**Given instruction 1**
Reproduce the passage of the Oscars analysis between "We at the Young" and "unique, novel way.", inclusive.
**Given instruction 2**
Rewrite the listing from its first line through the line containing "candle-body (905, 259, 912, 276)", inclusive. Change "x-tick-label" to "x-axis-tick" and leave everything else as it is.

-- BEGIN Given text --

Analysing the Oscars with data analytics and NLP

We at the Young Data Analytics Working Group (YDAWG) are used to looking at the world through a different, data-focused lens. So, despite the millions of different articles, opinions, and hot takes from this week's Oscars, we have managed to put together a unique and interesting way to look at some of the greatest movies from recent history. So, pop your favourite popcorn, import your favourite data packages, and prepare yourselves for another 'YDAWG Analytica' article!

**In this article, we use Data Analytics^TM to look at:**

Natural Language Processing (NLP) as a means to analyse the Oscars in a unique, novel way.
How we can use movies to understand analytics (and vice versa).
The People vs The Critics vs The Academy.

Natural subtitle processing

In this analysis, we primarily used the NLP technique of 'sentiment analysis'. This is a technique that takes a group of words or sentences and uses a language model to measure the polarity (whether the opinion is positive/negative) and intensity (strength between 0 and 1).

We're using a popular python package called NLTK and its pre-trained sentiment lexicon called Valence Aware Dictionary for sEntiment Reasoning or 'VADER' for short (conveniently fitting in with our movie theme). Often, this is used for reviews and testimonials to gain more insight into customer satisfaction.

A social media comment with VADER sentiment scores annotated on individual words and phrases, showing an overall positive comment sentiment of 0.941.

Figure 1: A highly positive review of our last YDAWG Analytica article. It only made sense that the Oscars were the next topic chosen…

This technique can be used on individual words, sentences or whole comments. I've picked out how VADER rates a few specific words, so you can see that the sentiments for individual words line up with human expectations (except personally I would rate the word data as highly positive!). Most words end up neutral, but the model is usually pretty smart about how it understands groups of sentences as a whole.

So, we can train computers to understand reviews, but how about movies? To attempt this, we came up with a novel and creative solution to use NLP on subtitles and track sentiment over time!

Two subtitle blocks from a film with VADER sentiment scores applied — a negative score of -0.276 and a positive score of 0.494 — illustrating how sentiment analysis works on movie dialogue.

Figure 2: Sentiment analysis is conducted on each block of subtitles. No points for guessing the movie…

We conveniently have timestamps with every piece of dialogue too, which means we can analyse these subtitles as a time series. With a little bit of python magic, we can add an aggregation function for a rolling 10 minutes of screen time to produce graphs like this.

A line chart showing subtitle sentiment across the runtime of all eight Harry Potter films, with Harry Potter 7-2 showing the most negative overall sentiment.

Figure 3: Testing some of our analysis on the Harry Potter films. As some might expect, the last movie had the most negative overall sentiment.

A (best) picture is worth a thousand (best) words…

While a picture can tell a thousand words, it's often easier to just use a thousand words to give us a better picture. So, let's use our newfound NLP skills to analyse all of the Best Picture nominees for the past few years of the Oscars.

-- END Given text --
-- BEGIN Given records --

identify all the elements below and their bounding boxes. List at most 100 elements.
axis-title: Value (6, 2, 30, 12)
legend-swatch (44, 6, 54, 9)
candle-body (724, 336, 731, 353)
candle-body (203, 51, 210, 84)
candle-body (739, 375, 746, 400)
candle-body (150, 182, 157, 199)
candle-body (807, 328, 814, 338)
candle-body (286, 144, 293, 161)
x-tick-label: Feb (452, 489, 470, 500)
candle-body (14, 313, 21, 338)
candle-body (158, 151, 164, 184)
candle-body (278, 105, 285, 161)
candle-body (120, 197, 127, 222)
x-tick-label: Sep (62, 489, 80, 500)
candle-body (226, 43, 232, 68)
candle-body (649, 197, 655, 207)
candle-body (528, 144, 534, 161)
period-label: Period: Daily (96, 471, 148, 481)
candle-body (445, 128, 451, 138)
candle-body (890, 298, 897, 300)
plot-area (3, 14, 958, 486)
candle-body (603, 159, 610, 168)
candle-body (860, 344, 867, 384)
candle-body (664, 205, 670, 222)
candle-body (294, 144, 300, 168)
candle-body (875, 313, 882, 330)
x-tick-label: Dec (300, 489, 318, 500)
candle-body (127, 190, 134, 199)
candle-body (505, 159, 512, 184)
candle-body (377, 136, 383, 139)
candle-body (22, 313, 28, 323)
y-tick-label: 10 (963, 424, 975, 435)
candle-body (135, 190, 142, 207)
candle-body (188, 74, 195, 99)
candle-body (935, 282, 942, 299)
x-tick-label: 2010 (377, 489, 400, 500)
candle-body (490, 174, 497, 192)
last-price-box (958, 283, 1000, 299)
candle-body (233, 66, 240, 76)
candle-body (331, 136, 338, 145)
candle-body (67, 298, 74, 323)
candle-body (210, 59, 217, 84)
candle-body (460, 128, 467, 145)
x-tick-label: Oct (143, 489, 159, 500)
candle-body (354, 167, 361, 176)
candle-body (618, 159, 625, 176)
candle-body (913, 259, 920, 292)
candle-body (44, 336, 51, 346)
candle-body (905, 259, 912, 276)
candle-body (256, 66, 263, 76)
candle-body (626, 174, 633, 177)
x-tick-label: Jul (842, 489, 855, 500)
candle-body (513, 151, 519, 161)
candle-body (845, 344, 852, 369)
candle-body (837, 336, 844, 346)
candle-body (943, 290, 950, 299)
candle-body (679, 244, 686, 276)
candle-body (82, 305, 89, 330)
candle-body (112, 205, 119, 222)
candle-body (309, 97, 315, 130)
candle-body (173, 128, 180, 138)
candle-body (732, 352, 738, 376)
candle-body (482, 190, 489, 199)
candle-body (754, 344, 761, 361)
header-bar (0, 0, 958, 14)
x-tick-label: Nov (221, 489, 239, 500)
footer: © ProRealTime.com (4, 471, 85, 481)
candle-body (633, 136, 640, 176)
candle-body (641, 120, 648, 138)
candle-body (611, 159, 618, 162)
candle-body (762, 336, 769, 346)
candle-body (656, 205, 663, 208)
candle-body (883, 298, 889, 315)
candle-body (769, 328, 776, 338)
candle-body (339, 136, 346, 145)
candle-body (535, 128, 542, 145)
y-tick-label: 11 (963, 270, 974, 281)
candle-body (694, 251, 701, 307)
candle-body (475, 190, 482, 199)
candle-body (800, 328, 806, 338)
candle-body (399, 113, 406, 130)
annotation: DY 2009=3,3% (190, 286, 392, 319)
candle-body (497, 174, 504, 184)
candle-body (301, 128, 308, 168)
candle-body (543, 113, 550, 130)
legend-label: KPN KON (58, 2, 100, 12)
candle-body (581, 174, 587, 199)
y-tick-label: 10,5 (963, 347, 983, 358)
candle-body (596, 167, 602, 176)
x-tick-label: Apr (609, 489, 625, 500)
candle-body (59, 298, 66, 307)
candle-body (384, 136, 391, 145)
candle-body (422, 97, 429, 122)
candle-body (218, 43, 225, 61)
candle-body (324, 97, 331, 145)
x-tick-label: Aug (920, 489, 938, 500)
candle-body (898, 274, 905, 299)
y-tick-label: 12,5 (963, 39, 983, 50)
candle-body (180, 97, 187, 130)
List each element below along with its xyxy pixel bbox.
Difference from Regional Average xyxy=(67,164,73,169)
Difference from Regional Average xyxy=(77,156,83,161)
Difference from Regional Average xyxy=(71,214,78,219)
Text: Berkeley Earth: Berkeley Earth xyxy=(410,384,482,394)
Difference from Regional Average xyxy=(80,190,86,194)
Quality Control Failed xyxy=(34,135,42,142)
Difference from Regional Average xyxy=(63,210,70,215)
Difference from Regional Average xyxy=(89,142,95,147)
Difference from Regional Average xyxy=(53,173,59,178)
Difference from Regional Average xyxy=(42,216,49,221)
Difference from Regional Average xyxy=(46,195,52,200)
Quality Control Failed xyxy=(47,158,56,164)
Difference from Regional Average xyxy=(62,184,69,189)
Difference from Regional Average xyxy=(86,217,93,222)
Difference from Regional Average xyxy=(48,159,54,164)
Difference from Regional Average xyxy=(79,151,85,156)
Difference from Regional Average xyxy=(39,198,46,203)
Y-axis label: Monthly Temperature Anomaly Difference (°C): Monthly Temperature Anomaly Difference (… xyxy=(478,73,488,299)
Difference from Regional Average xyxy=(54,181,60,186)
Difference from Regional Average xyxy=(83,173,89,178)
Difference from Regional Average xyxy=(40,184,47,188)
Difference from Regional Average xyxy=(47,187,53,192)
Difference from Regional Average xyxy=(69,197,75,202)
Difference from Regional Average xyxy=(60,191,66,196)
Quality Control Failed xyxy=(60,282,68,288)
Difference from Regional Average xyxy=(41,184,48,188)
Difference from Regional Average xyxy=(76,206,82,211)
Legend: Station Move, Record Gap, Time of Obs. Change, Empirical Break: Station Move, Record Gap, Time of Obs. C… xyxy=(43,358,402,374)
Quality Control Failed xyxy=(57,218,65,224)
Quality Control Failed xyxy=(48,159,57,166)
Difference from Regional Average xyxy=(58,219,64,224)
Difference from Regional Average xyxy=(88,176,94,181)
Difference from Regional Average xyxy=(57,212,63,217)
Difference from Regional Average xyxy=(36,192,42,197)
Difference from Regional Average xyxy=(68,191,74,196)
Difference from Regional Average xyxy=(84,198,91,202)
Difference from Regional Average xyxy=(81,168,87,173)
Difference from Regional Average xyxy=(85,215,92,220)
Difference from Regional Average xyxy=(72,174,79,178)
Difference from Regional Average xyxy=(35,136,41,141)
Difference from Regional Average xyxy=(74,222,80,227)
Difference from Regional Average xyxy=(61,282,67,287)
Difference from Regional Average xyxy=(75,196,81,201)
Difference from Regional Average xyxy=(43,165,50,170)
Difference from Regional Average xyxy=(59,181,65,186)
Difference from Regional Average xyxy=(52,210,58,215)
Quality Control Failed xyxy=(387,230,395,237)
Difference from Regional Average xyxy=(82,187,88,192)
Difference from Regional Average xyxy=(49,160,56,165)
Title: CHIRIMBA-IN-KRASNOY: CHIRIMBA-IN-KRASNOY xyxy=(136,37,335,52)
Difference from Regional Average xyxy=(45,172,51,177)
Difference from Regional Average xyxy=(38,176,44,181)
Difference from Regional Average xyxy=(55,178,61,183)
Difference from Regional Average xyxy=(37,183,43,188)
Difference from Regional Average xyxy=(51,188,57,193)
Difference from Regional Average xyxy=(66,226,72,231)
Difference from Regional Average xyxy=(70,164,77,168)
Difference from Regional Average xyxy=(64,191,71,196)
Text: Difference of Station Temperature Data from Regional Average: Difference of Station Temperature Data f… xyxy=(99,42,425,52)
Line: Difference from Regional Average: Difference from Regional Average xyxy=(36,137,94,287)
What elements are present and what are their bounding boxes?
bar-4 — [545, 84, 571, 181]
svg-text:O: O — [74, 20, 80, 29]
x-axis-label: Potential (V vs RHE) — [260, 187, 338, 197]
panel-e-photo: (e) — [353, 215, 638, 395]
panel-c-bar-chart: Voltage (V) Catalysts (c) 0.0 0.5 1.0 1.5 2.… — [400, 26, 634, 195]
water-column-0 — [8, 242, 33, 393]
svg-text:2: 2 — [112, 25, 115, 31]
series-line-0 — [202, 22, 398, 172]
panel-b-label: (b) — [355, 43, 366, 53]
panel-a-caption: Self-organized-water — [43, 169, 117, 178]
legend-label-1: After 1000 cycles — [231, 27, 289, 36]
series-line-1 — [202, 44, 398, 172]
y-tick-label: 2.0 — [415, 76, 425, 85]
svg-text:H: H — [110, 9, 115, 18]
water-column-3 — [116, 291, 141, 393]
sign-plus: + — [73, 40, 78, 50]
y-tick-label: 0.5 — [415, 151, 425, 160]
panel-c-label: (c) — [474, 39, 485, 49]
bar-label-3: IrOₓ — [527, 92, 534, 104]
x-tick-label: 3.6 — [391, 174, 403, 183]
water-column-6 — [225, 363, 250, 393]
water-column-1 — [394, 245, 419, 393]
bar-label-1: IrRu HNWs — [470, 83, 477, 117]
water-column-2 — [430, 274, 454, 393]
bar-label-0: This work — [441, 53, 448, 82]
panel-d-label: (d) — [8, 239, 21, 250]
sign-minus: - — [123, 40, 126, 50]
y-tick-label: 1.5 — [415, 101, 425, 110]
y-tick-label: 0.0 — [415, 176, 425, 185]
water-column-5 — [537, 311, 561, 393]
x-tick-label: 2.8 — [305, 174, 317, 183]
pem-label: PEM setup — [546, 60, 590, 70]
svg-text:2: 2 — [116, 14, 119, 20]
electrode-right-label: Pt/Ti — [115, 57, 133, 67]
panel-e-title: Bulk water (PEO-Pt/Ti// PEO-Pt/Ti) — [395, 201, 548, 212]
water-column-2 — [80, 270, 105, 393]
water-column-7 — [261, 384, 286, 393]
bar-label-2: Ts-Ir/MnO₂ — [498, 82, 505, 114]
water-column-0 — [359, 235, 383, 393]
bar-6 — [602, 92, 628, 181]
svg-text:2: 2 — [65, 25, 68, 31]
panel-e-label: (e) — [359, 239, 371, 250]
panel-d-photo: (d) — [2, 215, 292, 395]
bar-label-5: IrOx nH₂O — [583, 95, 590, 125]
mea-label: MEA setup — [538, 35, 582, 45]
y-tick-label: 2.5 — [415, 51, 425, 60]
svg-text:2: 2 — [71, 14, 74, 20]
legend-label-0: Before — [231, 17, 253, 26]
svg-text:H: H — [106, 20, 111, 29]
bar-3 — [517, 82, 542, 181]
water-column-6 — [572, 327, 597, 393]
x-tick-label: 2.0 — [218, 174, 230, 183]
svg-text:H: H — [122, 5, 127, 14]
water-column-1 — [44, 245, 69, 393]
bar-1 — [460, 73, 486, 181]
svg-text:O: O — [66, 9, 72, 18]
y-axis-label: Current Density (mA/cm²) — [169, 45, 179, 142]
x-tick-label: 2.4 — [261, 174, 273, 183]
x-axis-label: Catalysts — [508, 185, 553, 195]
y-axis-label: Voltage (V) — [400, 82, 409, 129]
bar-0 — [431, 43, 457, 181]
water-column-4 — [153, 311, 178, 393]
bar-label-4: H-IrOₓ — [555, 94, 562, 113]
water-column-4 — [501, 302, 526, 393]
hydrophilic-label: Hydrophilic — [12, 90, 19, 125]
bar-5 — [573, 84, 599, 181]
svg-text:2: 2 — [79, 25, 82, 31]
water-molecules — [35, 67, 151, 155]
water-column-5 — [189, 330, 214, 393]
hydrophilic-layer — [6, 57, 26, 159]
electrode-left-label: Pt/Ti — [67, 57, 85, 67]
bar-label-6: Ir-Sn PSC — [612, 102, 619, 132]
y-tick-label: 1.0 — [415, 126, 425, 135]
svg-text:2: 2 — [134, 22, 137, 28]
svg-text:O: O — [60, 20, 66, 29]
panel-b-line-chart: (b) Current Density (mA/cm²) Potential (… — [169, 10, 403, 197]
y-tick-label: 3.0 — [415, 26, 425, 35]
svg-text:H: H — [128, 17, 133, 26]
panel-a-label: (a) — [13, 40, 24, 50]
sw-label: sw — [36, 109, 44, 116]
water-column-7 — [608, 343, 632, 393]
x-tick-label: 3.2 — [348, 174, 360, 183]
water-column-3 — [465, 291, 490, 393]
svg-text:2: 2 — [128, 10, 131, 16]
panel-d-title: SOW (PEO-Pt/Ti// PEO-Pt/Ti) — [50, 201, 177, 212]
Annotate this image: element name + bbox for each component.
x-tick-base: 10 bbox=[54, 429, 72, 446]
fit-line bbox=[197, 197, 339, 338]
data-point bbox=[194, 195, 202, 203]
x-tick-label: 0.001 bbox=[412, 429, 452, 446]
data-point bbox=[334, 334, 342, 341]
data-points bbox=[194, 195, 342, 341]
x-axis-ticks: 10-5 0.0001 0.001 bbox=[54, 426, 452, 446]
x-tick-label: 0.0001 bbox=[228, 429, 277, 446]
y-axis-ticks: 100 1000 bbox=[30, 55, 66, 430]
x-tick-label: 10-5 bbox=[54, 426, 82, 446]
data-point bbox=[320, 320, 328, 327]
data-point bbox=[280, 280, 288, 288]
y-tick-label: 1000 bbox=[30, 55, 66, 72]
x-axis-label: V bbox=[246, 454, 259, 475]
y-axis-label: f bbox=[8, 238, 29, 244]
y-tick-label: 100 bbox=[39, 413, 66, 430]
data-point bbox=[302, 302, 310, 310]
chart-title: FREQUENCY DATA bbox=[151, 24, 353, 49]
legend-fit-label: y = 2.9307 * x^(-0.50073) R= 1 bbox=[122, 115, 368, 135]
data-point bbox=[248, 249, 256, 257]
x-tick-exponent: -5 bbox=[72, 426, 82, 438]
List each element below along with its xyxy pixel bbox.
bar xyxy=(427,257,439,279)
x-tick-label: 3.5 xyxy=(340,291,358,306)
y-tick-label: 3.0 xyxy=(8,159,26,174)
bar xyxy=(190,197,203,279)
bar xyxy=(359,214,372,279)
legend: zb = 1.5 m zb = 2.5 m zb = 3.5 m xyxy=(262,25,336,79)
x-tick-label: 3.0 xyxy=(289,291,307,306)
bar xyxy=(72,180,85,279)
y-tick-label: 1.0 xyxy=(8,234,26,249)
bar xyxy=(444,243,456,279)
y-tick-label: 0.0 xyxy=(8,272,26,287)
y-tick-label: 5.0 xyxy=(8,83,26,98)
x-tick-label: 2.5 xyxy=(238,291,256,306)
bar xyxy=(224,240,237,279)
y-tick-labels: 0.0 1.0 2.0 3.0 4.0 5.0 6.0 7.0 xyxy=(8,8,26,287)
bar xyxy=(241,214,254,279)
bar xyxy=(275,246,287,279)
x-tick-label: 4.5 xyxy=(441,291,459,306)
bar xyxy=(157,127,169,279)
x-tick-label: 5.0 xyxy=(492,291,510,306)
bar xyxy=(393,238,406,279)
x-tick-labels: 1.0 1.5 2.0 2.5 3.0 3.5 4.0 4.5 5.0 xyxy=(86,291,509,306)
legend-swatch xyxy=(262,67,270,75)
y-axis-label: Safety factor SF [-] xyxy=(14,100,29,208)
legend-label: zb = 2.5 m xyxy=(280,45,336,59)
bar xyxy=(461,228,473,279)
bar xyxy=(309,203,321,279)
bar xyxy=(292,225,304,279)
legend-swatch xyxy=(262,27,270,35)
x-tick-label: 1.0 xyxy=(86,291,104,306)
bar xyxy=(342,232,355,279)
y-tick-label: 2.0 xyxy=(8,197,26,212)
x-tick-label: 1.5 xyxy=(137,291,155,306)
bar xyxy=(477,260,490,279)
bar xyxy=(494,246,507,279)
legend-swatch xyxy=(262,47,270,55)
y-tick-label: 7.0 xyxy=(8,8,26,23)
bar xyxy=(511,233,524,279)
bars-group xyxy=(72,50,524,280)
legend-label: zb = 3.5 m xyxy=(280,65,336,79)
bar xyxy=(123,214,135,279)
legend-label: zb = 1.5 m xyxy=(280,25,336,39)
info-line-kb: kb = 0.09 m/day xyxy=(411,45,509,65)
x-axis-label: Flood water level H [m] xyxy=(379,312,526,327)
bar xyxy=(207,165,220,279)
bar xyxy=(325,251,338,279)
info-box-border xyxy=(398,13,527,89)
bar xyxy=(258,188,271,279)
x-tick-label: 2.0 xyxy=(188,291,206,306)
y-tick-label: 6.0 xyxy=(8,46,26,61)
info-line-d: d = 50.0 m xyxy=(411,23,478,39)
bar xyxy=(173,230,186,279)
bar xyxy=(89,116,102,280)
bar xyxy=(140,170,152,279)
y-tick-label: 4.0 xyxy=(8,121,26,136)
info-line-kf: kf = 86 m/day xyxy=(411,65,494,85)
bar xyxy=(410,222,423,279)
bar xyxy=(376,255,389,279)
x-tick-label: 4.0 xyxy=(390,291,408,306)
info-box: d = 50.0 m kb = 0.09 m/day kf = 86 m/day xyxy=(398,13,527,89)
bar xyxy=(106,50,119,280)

-- END Given records --

**Output 1**
We at the Young Data Analytics Working Group (YDAWG) are used to looking at the world through a different, data-focused lens. So, despite the millions of different articles, opinions, and hot takes from this week's Oscars, we have managed to put together a unique and interesting way to look at some of the greatest movies from recent history. So, pop your favourite popcorn, import your favourite data packages, and prepare yourselves for another 'YDAWG Analytica' article!

**In this article, we use Data Analytics^TM to look at:**

Natural Language Processing (NLP) as a means to analyse the Oscars in a unique, novel way.

**Output 2**
identify all the elements below and their bounding boxes. List at most 100 elements.
axis-title: Value (6, 2, 30, 12)
legend-swatch (44, 6, 54, 9)
candle-body (724, 336, 731, 353)
candle-body (203, 51, 210, 84)
candle-body (739, 375, 746, 400)
candle-body (150, 182, 157, 199)
candle-body (807, 328, 814, 338)
candle-body (286, 144, 293, 161)
x-axis-tick: Feb (452, 489, 470, 500)
candle-body (14, 313, 21, 338)
candle-body (158, 151, 164, 184)
candle-body (278, 105, 285, 161)
candle-body (120, 197, 127, 222)
x-axis-tick: Sep (62, 489, 80, 500)
candle-body (226, 43, 232, 68)
candle-body (649, 197, 655, 207)
candle-body (528, 144, 534, 161)
period-label: Period: Daily (96, 471, 148, 481)
candle-body (445, 128, 451, 138)
candle-body (890, 298, 897, 300)
plot-area (3, 14, 958, 486)
candle-body (603, 159, 610, 168)
candle-body (860, 344, 867, 384)
candle-body (664, 205, 670, 222)
candle-body (294, 144, 300, 168)
candle-body (875, 313, 882, 330)
x-axis-tick: Dec (300, 489, 318, 500)
candle-body (127, 190, 134, 199)
candle-body (505, 159, 512, 184)
candle-body (377, 136, 383, 139)
candle-body (22, 313, 28, 323)
y-tick-label: 10 (963, 424, 975, 435)
candle-body (135, 190, 142, 207)
candle-body (188, 74, 195, 99)
candle-body (935, 282, 942, 299)
x-axis-tick: 2010 (377, 489, 400, 500)
candle-body (490, 174, 497, 192)
last-price-box (958, 283, 1000, 299)
candle-body (233, 66, 240, 76)
candle-body (331, 136, 338, 145)
candle-body (67, 298, 74, 323)
candle-body (210, 59, 217, 84)
candle-body (460, 128, 467, 145)
x-axis-tick: Oct (143, 489, 159, 500)
candle-body (354, 167, 361, 176)
candle-body (618, 159, 625, 176)
candle-body (913, 259, 920, 292)
candle-body (44, 336, 51, 346)
candle-body (905, 259, 912, 276)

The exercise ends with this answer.